** BEGIN **

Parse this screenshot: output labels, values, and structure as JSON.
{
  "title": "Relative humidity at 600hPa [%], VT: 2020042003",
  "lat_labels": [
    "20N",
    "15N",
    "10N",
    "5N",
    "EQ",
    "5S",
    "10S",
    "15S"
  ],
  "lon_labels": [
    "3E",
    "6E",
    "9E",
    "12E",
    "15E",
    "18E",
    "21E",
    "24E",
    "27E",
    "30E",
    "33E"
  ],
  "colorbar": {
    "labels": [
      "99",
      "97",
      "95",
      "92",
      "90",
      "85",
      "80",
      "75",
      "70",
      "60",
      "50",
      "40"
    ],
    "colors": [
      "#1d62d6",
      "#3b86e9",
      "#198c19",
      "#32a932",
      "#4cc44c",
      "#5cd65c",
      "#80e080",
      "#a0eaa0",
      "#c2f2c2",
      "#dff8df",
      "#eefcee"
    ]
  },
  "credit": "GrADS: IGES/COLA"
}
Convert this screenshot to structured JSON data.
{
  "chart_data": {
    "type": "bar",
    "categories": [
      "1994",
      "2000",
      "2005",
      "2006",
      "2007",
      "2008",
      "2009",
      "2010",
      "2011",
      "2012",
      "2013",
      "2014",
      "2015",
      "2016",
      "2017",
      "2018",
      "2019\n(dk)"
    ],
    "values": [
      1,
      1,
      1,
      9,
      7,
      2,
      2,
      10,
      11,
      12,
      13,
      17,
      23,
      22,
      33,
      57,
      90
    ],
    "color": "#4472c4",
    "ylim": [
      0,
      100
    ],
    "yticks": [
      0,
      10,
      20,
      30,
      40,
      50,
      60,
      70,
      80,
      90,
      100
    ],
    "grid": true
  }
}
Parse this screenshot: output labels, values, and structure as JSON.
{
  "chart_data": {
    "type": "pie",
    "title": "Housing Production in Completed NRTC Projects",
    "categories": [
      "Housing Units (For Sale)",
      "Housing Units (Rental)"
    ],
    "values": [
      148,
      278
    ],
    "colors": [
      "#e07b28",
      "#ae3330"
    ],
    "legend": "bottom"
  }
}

** END **

> [Task]:
From the listing above, pick out every line containing "title".

> [Finished answer]:
  "title": "Relative humidity at 600hPa [%], VT: 2020042003",
    "title": "Housing Production in Completed NRTC Projects",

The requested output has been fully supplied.